Identify and pull out each line of the entries in which "maintained" occurs.

Stored entries
• • • • •
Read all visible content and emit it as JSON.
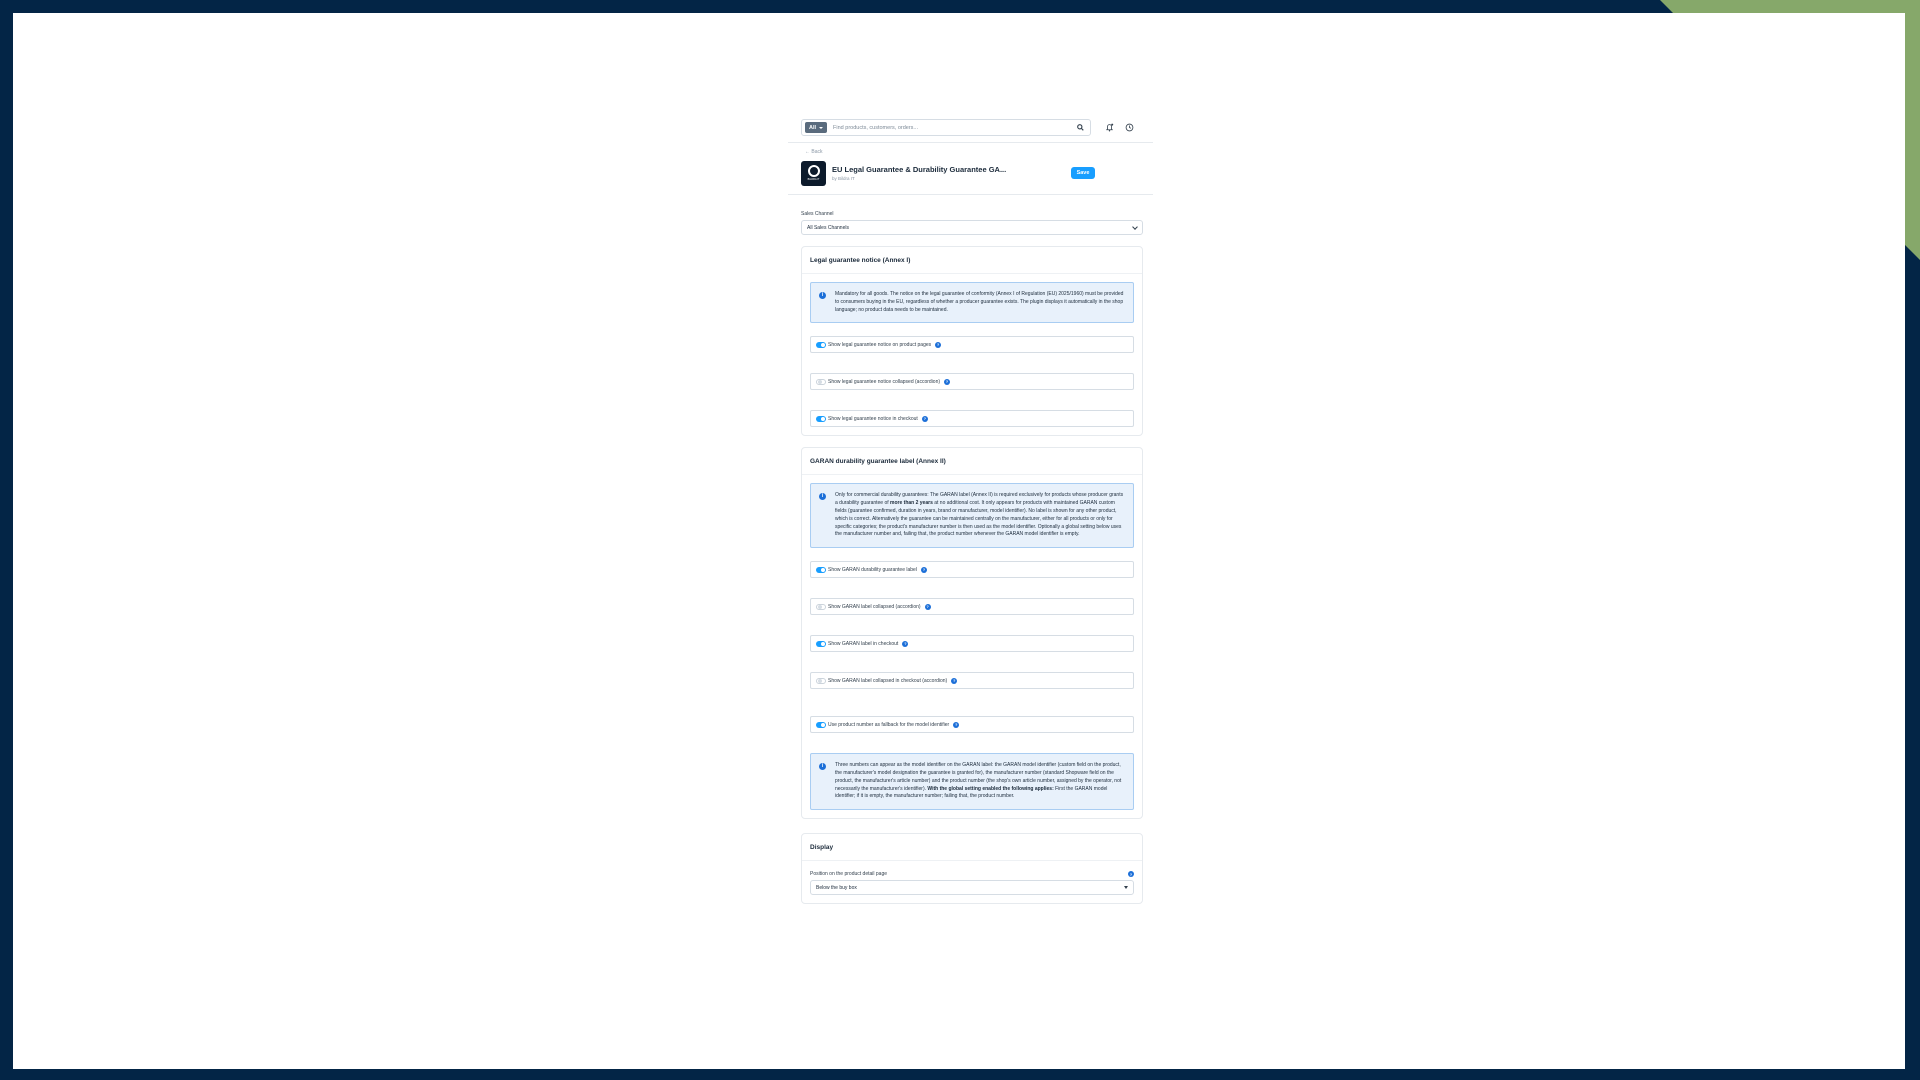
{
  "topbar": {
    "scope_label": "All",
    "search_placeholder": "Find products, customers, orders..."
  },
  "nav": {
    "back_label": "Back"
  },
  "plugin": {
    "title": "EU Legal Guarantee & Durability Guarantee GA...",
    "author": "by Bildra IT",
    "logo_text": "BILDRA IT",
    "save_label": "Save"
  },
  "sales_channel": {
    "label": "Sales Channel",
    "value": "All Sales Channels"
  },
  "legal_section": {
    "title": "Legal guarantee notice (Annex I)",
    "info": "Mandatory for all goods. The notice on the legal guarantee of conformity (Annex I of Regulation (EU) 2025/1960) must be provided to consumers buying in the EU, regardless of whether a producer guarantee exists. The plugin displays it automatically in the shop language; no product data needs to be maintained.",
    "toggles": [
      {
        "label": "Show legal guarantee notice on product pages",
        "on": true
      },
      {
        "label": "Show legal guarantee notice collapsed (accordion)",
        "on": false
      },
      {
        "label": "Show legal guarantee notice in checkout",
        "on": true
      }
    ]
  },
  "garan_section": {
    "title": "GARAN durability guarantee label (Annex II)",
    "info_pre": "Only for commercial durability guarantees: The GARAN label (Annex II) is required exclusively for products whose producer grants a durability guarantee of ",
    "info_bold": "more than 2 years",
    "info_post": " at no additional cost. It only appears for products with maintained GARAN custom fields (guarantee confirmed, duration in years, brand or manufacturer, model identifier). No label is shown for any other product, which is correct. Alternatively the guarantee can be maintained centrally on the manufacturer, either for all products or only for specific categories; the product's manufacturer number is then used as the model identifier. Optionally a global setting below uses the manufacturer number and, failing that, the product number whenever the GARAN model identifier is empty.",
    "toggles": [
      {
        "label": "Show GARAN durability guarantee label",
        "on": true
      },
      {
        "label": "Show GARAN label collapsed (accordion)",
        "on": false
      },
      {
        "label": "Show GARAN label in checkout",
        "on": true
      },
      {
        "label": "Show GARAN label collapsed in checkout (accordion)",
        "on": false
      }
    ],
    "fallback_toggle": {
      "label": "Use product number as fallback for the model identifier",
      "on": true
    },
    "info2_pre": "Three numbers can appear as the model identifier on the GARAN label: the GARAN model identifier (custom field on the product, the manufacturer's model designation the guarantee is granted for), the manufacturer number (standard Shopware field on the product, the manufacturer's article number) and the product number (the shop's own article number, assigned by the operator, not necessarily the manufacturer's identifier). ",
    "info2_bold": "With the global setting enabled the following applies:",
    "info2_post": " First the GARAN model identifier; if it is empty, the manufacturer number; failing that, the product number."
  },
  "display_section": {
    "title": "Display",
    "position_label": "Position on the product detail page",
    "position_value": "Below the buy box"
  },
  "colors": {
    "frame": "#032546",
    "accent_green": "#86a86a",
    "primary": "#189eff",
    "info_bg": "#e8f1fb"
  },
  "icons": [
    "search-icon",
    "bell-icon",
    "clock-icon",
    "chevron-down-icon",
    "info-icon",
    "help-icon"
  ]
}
• • • • •
RESULT:
    "info": "Mandatory for all goods. The notice on the legal guarantee of conformity (Annex I of Regulation (EU) 2025/1960) must be provided to consumers buying in the EU, regardless of whether a producer guarantee exists. The plugin displays it automatically in the shop language; no product data needs to be maintained.",
    "info_post": " at no additional cost. It only appears for products with maintained GARAN custom fields (guarantee confirmed, duration in years, brand or manufacturer, model identifier). No label is shown for any other product, which is correct. Alternatively the guarantee can be maintained centrally on the manufacturer, either for all products or only for specific categories; the product's manufacturer number is then used as the model identifier. Optionally a global setting below uses the manufacturer number and, failing that, the product number whenever the GARAN model identifier is empty.",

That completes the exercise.